-------- DATA SHOWN

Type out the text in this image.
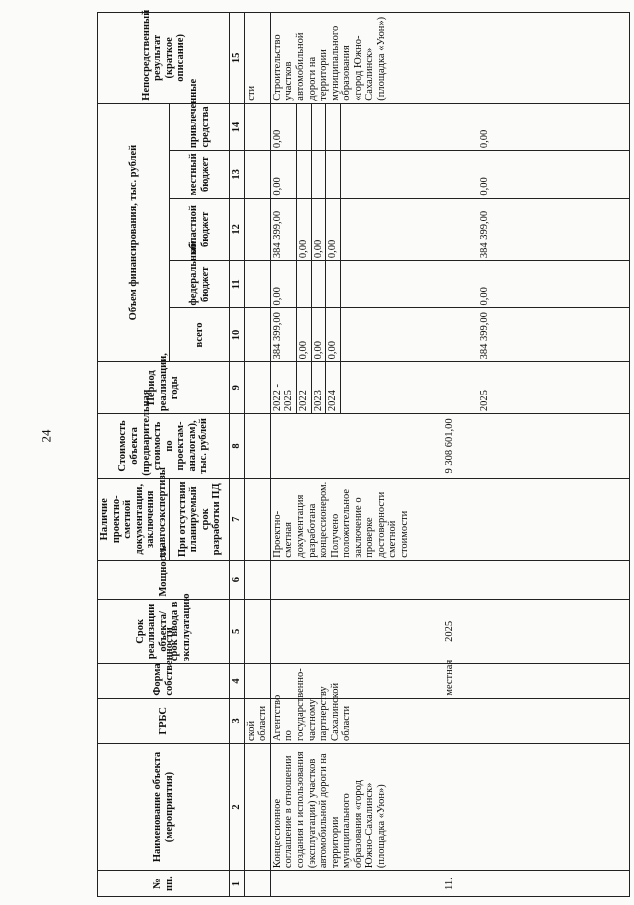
24
№ пп.	Наименование объекта (мероприятия)	ГРБС	Форма собственности	Срок реализации объекта/срок ввода в эксплуатацию	Мощность	Наличие проектно-сметной документации, заключения главгосэкспертизы	Стоимость объекта (предварительная стоимость по проектам-аналогам), тыс. рублей	Период реализации, годы	Объем финансирования, тыс. рублей					Непосредственный результат (краткое описание)
						При отсутствии планируемый срок разработки ПД			всего	федеральный бюджет	областной бюджет	местный бюджет	привлеченные средства	
1	2	3	4	5	6	7	8	9	10	11	12	13	14	15
		ской области												сти
11.	Концессионное соглашение в отношении создания и использования (эксплуатации) участков автомобильной дороги на территории муниципального образования «город Южно-Сахалинск» (площадка «Уюн»)	Агентство по государственно-частному партнерству Сахалинской области	местная	2025		Проектно-сметная документация разработана концессионером. Получено положительное заключение о проверке достоверности сметной стоимости	9 308 601,00	2022 - 2025	384 399,00	0,00	384 399,00	0,00	0,00	Строительство участков автомобильной дороги на территории муниципального образования «город Южно-Сахалинск» (площадка «Уюн»)
								2022	0,00		0,00			
								2023	0,00		0,00			
								2024	0,00		0,00			
								2025	384 399,00	0,00	384 399,00	0,00	0,00	
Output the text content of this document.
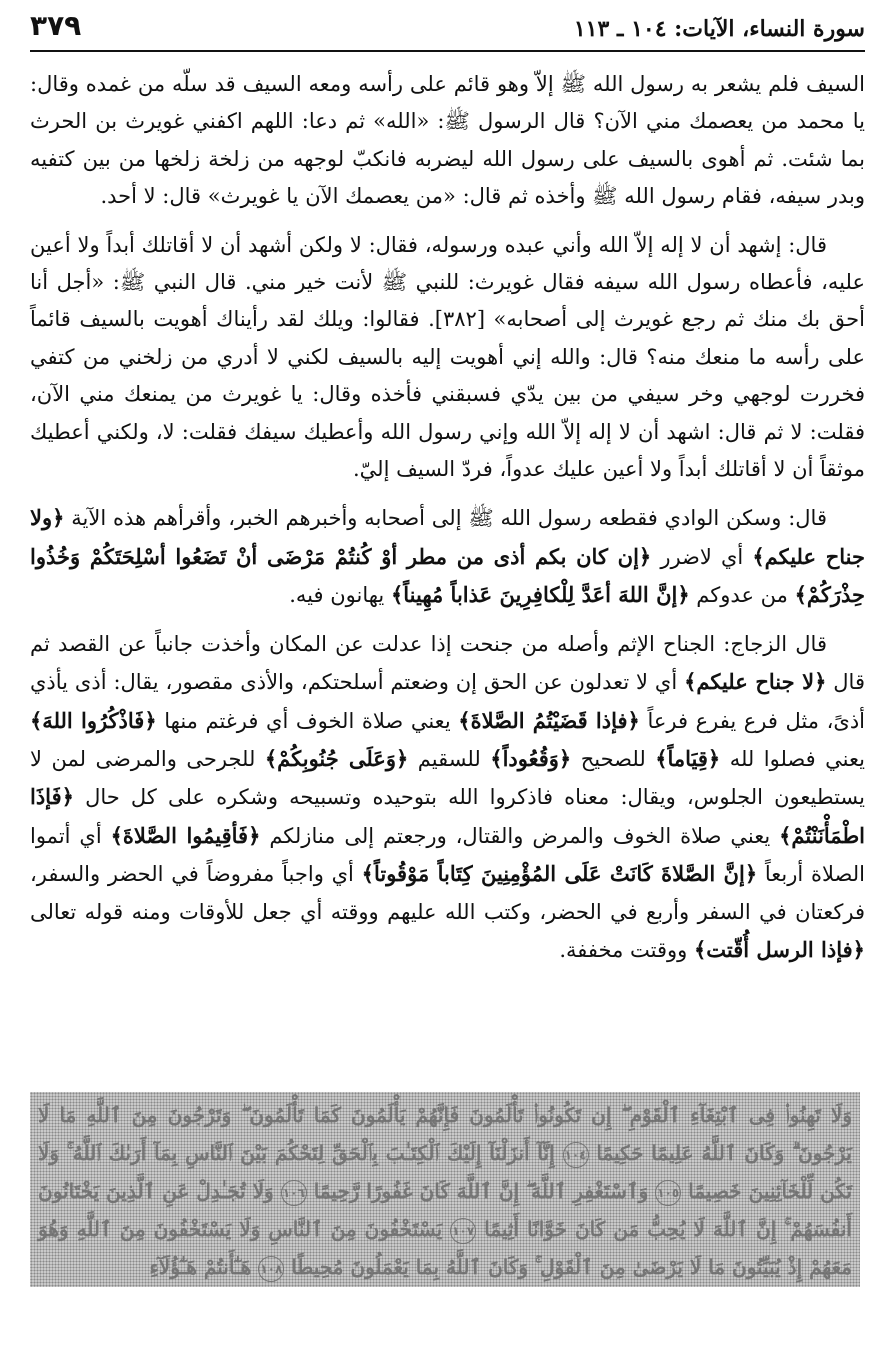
سورة النساء، الآيات: ١٠٤ ـ ١١٣
٣٧٩

السيف فلم يشعر به رسول الله ﷺ إلاّ وهو قائم على رأسه ومعه السيف قد سلّه من غمده وقال: يا محمد من يعصمك مني الآن؟ قال الرسول ﷺ: «الله» ثم دعا: اللهم اكفني غويرث بن الحرث بما شئت. ثم أهوى بالسيف على رسول الله ليضربه فانكبّ لوجهه من زلخة زلخها من بين كتفيه وبدر سيفه، فقام رسول الله ﷺ وأخذه ثم قال: «من يعصمك الآن يا غويرث» قال: لا أحد.

قال: إشهد أن لا إله إلاّ الله وأني عبده ورسوله، فقال: لا ولكن أشهد أن لا أقاتلك أبداً ولا أعين عليه، فأعطاه رسول الله سيفه فقال غويرث: للنبي ﷺ لأنت خير مني. قال النبي ﷺ: «أجل أنا أحق بك منك ثم رجع غويرث إلى أصحابه» [٣٨٢]. فقالوا: ويلك لقد رأيناك أهويت بالسيف قائماً على رأسه ما منعك منه؟ قال: والله إني أهويت إليه بالسيف لكني لا أدري من زلخني من كتفي فخررت لوجهي وخر سيفي من بين يدّي فسبقني فأخذه وقال: يا غويرث من يمنعك مني الآن، فقلت: لا ثم قال: اشهد أن لا إله إلاّ الله وإني رسول الله وأعطيك سيفك فقلت: لا، ولكني أعطيك موثقاً أن لا أقاتلك أبداً ولا أعين عليك عدواً، فردّ السيف إليّ.

قال: وسكن الوادي فقطعه رسول الله ﷺ إلى أصحابه وأخبرهم الخبر، وأقرأهم هذه الآية ﴿ولا جناح عليكم﴾ أي لاضرر ﴿إن كان بكم أذى من مطر أوْ كُنتُمْ مَرْضَى أنْ تَضَعُوا أسْلِحَتَكُمْ وَخُذُوا حِذْرَكُمْ﴾ من عدوكم ﴿إنَّ اللهَ أعَدَّ لِلْكافِرِينَ عَذاباً مُهِيناً﴾ يهانون فيه.

قال الزجاج: الجناح الإثم وأصله من جنحت إذا عدلت عن المكان وأخذت جانباً عن القصد ثم قال ﴿لا جناح عليكم﴾ أي لا تعدلون عن الحق إن وضعتم أسلحتكم، والأذى مقصور، يقال: أذى يأذي أذىً، مثل فرع يفرع فرعاً ﴿فإذا قَضَيْتُمُ الصَّلاةَ﴾ يعني صلاة الخوف أي فرغتم منها ﴿فَاذْكُرُوا اللهَ﴾ يعني فصلوا لله ﴿قِيَاماً﴾ للصحيح ﴿وَقُعُوداً﴾ للسقيم ﴿وَعَلَى جُنُوبِكُمْ﴾ للجرحى والمرضى لمن لا يستطيعون الجلوس، ويقال: معناه فاذكروا الله بتوحيده وتسبيحه وشكره على كل حال ﴿فَإذَا اطْمَأْنَنْتُمْ﴾ يعني صلاة الخوف والمرض والقتال، ورجعتم إلى منازلكم ﴿فَأقِيمُوا الصَّلاةَ﴾ أي أتموا الصلاة أربعاً ﴿إنَّ الصَّلاةَ كَانَتْ عَلَى المُؤْمِنِينَ كِتَاباً مَوْقُوتاً﴾ أي واجباً مفروضاً في الحضر والسفر، فركعتان في السفر وأربع في الحضر، وكتب الله عليهم ووقته أي جعل للأوقات ومنه قوله تعالى ﴿فإذا الرسل أُقّتت﴾ ووقتت مخففة.

وَلَا تَهِنُوا۟ فِى ٱبْتِغَآءِ ٱلْقَوْمِ ۖ إِن تَكُونُوا۟ تَأْلَمُونَ فَإِنَّهُمْ يَأْلَمُونَ كَمَا تَأْلَمُونَ ۖ وَتَرْجُونَ مِنَ ٱللَّهِ مَا لَا يَرْجُونَ ۗ وَكَانَ ٱللَّهُ عَلِيمًا حَكِيمًا ١٠٤ إِنَّآ أَنزَلْنَآ إِلَيْكَ ٱلْكِتَـٰبَ بِٱلْحَقِّ لِتَحْكُمَ بَيْنَ ٱلنَّاسِ بِمَآ أَرَىٰكَ ٱللَّهُ ۚ وَلَا تَكُن لِّلْخَآئِنِينَ خَصِيمًا ١٠٥ وَٱسْتَغْفِرِ ٱللَّهَ ۖ إِنَّ ٱللَّهَ كَانَ غَفُورًا رَّحِيمًا ١٠٦ وَلَا تُجَـٰدِلْ عَنِ ٱلَّذِينَ يَخْتَانُونَ أَنفُسَهُمْ ۚ إِنَّ ٱللَّهَ لَا يُحِبُّ مَن كَانَ خَوَّانًا أَثِيمًا ١٠٧ يَسْتَخْفُونَ مِنَ ٱلنَّاسِ وَلَا يَسْتَخْفُونَ مِنَ ٱللَّهِ وَهُوَ مَعَهُمْ إِذْ يُبَيِّتُونَ مَا لَا يَرْضَىٰ مِنَ ٱلْقَوْلِ ۚ وَكَانَ ٱللَّهُ بِمَا يَعْمَلُونَ مُحِيطًا ١٠٨ هَـٰٓأَنتُمْ هَـٰٓؤُلَآءِ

----------------

EXERCISE:
Give only the number of lines in the data that hold the string "this".

WRITTEN RESPONSE:
2